Instructions to follow -> Set down every record once more, exactly as given.

Dataset excerpts ->

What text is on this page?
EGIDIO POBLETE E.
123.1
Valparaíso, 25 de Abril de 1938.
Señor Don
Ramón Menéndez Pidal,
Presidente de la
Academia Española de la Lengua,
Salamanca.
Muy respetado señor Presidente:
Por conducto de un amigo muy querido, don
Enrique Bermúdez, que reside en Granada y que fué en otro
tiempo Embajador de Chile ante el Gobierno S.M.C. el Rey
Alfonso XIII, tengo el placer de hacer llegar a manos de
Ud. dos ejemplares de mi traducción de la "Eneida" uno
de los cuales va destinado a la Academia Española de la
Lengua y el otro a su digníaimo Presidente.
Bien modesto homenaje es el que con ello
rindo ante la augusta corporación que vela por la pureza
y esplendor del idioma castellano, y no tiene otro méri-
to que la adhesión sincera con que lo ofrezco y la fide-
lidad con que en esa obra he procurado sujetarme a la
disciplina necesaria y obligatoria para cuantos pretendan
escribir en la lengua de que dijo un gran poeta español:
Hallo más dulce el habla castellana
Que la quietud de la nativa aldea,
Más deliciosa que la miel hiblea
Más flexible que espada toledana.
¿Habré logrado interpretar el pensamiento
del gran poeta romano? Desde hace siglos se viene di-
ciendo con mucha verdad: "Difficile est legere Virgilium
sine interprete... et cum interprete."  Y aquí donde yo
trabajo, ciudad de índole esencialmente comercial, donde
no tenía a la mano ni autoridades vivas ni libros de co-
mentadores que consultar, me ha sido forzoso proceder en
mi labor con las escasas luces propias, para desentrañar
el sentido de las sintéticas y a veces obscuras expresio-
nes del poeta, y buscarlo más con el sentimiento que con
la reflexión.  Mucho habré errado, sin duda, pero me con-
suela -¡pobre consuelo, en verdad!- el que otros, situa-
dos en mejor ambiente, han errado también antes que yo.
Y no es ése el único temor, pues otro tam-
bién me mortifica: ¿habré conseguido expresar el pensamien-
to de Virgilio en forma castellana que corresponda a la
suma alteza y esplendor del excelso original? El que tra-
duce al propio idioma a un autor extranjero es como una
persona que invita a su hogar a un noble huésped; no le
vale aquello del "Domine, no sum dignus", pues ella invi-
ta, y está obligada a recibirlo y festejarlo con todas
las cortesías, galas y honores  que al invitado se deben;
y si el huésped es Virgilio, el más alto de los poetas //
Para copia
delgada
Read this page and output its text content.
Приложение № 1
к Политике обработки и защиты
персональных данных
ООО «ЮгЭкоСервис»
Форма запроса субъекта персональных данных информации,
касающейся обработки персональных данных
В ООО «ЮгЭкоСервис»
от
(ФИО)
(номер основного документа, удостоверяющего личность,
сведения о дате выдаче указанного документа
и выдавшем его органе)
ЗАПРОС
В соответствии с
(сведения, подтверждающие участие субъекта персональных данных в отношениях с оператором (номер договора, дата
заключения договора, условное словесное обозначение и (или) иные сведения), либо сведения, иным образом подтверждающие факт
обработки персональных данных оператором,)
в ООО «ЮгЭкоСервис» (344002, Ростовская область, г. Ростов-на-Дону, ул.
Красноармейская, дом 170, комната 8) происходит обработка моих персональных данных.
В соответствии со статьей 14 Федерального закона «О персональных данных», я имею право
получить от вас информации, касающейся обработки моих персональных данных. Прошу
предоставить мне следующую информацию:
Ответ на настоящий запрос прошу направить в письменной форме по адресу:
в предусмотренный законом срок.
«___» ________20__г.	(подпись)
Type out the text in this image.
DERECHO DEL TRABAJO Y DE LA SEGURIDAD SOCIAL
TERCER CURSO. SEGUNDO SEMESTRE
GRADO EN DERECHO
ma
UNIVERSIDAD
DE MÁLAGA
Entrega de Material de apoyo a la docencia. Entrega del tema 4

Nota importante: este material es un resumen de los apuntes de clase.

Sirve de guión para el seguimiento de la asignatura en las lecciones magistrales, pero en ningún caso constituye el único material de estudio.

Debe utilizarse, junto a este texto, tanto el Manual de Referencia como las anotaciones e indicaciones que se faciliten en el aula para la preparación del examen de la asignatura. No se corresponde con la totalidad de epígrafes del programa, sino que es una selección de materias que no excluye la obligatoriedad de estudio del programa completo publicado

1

Solution for this task ->
What text is on this page?
EGIDIO POBLETE E.
123.1
Valparaíso, 25 de Abril de 1938.
Señor Don
Ramón Menéndez Pidal,
Presidente de la
Academia Española de la Lengua,
Salamanca.
Muy respetado señor Presidente:
Por conducto de un amigo muy querido, don
Enrique Bermúdez, que reside en Granada y que fué en otro
tiempo Embajador de Chile ante el Gobierno S.M.C. el Rey
Alfonso XIII, tengo el placer de hacer llegar a manos de
Ud. dos ejemplares de mi traducción de la "Eneida" uno
de los cuales va destinado a la Academia Española de la
Lengua y el otro a su digníaimo Presidente.
Bien modesto homenaje es el que con ello
rindo ante la augusta corporación que vela por la pureza
y esplendor del idioma castellano, y no tiene otro méri-
to que la adhesión sincera con que lo ofrezco y la fide-
lidad con que en esa obra he procurado sujetarme a la
disciplina necesaria y obligatoria para cuantos pretendan
escribir en la lengua de que dijo un gran poeta español:
Hallo más dulce el habla castellana
Que la quietud de la nativa aldea,
Más deliciosa que la miel hiblea
Más flexible que espada toledana.
¿Habré logrado interpretar el pensamiento
del gran poeta romano? Desde hace siglos se viene di-
ciendo con mucha verdad: "Difficile est legere Virgilium
sine interprete... et cum interprete."  Y aquí donde yo
trabajo, ciudad de índole esencialmente comercial, donde
no tenía a la mano ni autoridades vivas ni libros de co-
mentadores que consultar, me ha sido forzoso proceder en
mi labor con las escasas luces propias, para desentrañar
el sentido de las sintéticas y a veces obscuras expresio-
nes del poeta, y buscarlo más con el sentimiento que con
la reflexión.  Mucho habré errado, sin duda, pero me con-
suela -¡pobre consuelo, en verdad!- el que otros, situa-
dos en mejor ambiente, han errado también antes que yo.
Y no es ése el único temor, pues otro tam-
bién me mortifica: ¿habré conseguido expresar el pensamien-
to de Virgilio en forma castellana que corresponda a la
suma alteza y esplendor del excelso original? El que tra-
duce al propio idioma a un autor extranjero es como una
persona que invita a su hogar a un noble huésped; no le
vale aquello del "Domine, no sum dignus", pues ella invi-
ta, y está obligada a recibirlo y festejarlo con todas
las cortesías, galas y honores  que al invitado se deben;
y si el huésped es Virgilio, el más alto de los poetas //
Para copia
delgada
Read this page and output its text content.
Приложение № 1
к Политике обработки и защиты
персональных данных
ООО «ЮгЭкоСервис»
Форма запроса субъекта персональных данных информации,
касающейся обработки персональных данных
В ООО «ЮгЭкоСервис»
от
(ФИО)
(номер основного документа, удостоверяющего личность,
сведения о дате выдаче указанного документа
и выдавшем его органе)
ЗАПРОС
В соответствии с
(сведения, подтверждающие участие субъекта персональных данных в отношениях с оператором (номер договора, дата
заключения договора, условное словесное обозначение и (или) иные сведения), либо сведения, иным образом подтверждающие факт
обработки персональных данных оператором,)
в ООО «ЮгЭкоСервис» (344002, Ростовская область, г. Ростов-на-Дону, ул.
Красноармейская, дом 170, комната 8) происходит обработка моих персональных данных.
В соответствии со статьей 14 Федерального закона «О персональных данных», я имею право
получить от вас информации, касающейся обработки моих персональных данных. Прошу
предоставить мне следующую информацию:
Ответ на настоящий запрос прошу направить в письменной форме по адресу:
в предусмотренный законом срок.
«___» ________20__г.	(подпись)
Type out the text in this image.
DERECHO DEL TRABAJO Y DE LA SEGURIDAD SOCIAL
TERCER CURSO. SEGUNDO SEMESTRE
GRADO EN DERECHO
ma
UNIVERSIDAD
DE MÁLAGA
Entrega de Material de apoyo a la docencia. Entrega del tema 4

Nota importante: este material es un resumen de los apuntes de clase.

Sirve de guión para el seguimiento de la asignatura en las lecciones magistrales, pero en ningún caso constituye el único material de estudio.

Debe utilizarse, junto a este texto, tanto el Manual de Referencia como las anotaciones e indicaciones que se faciliten en el aula para la preparación del examen de la asignatura. No se corresponde con la totalidad de epígrafes del programa, sino que es una selección de materias que no excluye la obligatoriedad de estudio del programa completo publicado

1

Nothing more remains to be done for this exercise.